▶ _WHAT IS EXPECTED_
Rewrite the listing below, replacing every "x-tick-label" with "x-axis-label" and keeping everything else the same.

▶ _RAW RECORDS_
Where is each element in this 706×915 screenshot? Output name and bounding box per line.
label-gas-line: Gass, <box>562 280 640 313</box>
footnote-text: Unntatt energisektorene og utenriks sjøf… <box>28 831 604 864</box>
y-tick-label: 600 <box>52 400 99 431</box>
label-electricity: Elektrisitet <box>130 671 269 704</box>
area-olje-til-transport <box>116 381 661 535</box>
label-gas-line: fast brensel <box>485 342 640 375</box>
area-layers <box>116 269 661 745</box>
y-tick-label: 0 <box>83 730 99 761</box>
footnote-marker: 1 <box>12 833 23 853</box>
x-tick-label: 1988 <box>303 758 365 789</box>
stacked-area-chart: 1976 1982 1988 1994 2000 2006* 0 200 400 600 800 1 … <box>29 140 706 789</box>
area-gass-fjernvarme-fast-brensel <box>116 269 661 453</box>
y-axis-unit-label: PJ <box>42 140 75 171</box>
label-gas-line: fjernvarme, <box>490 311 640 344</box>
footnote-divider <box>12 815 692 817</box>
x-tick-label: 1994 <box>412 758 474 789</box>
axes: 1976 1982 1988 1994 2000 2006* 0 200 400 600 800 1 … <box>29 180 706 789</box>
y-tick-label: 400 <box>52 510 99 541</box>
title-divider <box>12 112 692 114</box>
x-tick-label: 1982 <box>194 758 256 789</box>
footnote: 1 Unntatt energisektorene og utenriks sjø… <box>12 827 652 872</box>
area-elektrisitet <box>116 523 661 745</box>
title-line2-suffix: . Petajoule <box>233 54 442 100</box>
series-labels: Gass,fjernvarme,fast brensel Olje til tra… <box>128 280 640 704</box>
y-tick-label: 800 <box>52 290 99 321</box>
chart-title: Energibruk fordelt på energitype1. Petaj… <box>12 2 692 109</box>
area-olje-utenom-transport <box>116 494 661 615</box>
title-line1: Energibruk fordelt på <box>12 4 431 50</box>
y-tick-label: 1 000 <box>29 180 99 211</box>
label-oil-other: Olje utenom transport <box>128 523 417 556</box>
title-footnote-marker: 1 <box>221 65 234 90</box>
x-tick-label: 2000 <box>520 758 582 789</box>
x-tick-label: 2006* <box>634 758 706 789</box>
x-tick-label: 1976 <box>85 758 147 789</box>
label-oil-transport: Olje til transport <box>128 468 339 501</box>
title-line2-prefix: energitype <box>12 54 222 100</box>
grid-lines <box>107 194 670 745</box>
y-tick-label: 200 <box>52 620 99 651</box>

▶ _TASK RESPONSE_
Where is each element in this 706×915 screenshot? Output name and bounding box per line.
label-gas-line: Gass, <box>562 280 640 313</box>
footnote-text: Unntatt energisektorene og utenriks sjøf… <box>28 831 604 864</box>
y-tick-label: 600 <box>52 400 99 431</box>
label-electricity: Elektrisitet <box>130 671 269 704</box>
area-olje-til-transport <box>116 381 661 535</box>
label-gas-line: fast brensel <box>485 342 640 375</box>
area-layers <box>116 269 661 745</box>
y-tick-label: 0 <box>83 730 99 761</box>
footnote-marker: 1 <box>12 833 23 853</box>
x-axis-label: 1988 <box>303 758 365 789</box>
stacked-area-chart: 1976 1982 1988 1994 2000 2006* 0 200 400 600 800 1 … <box>29 140 706 789</box>
area-gass-fjernvarme-fast-brensel <box>116 269 661 453</box>
y-axis-unit-label: PJ <box>42 140 75 171</box>
label-gas-line: fjernvarme, <box>490 311 640 344</box>
footnote-divider <box>12 815 692 817</box>
x-axis-label: 1994 <box>412 758 474 789</box>
axes: 1976 1982 1988 1994 2000 2006* 0 200 400 600 800 1 … <box>29 180 706 789</box>
y-tick-label: 400 <box>52 510 99 541</box>
title-divider <box>12 112 692 114</box>
x-axis-label: 1982 <box>194 758 256 789</box>
footnote: 1 Unntatt energisektorene og utenriks sjø… <box>12 827 652 872</box>
area-elektrisitet <box>116 523 661 745</box>
title-line2-suffix: . Petajoule <box>233 54 442 100</box>
series-labels: Gass,fjernvarme,fast brensel Olje til tra… <box>128 280 640 704</box>
y-tick-label: 800 <box>52 290 99 321</box>
chart-title: Energibruk fordelt på energitype1. Petaj… <box>12 2 692 109</box>
area-olje-utenom-transport <box>116 494 661 615</box>
title-line1: Energibruk fordelt på <box>12 4 431 50</box>
y-tick-label: 1 000 <box>29 180 99 211</box>
label-oil-other: Olje utenom transport <box>128 523 417 556</box>
title-footnote-marker: 1 <box>221 65 234 90</box>
x-axis-label: 2000 <box>520 758 582 789</box>
x-axis-label: 2006* <box>634 758 706 789</box>
x-axis-label: 1976 <box>85 758 147 789</box>
label-oil-transport: Olje til transport <box>128 468 339 501</box>
title-line2-prefix: energitype <box>12 54 222 100</box>
grid-lines <box>107 194 670 745</box>
y-tick-label: 200 <box>52 620 99 651</box>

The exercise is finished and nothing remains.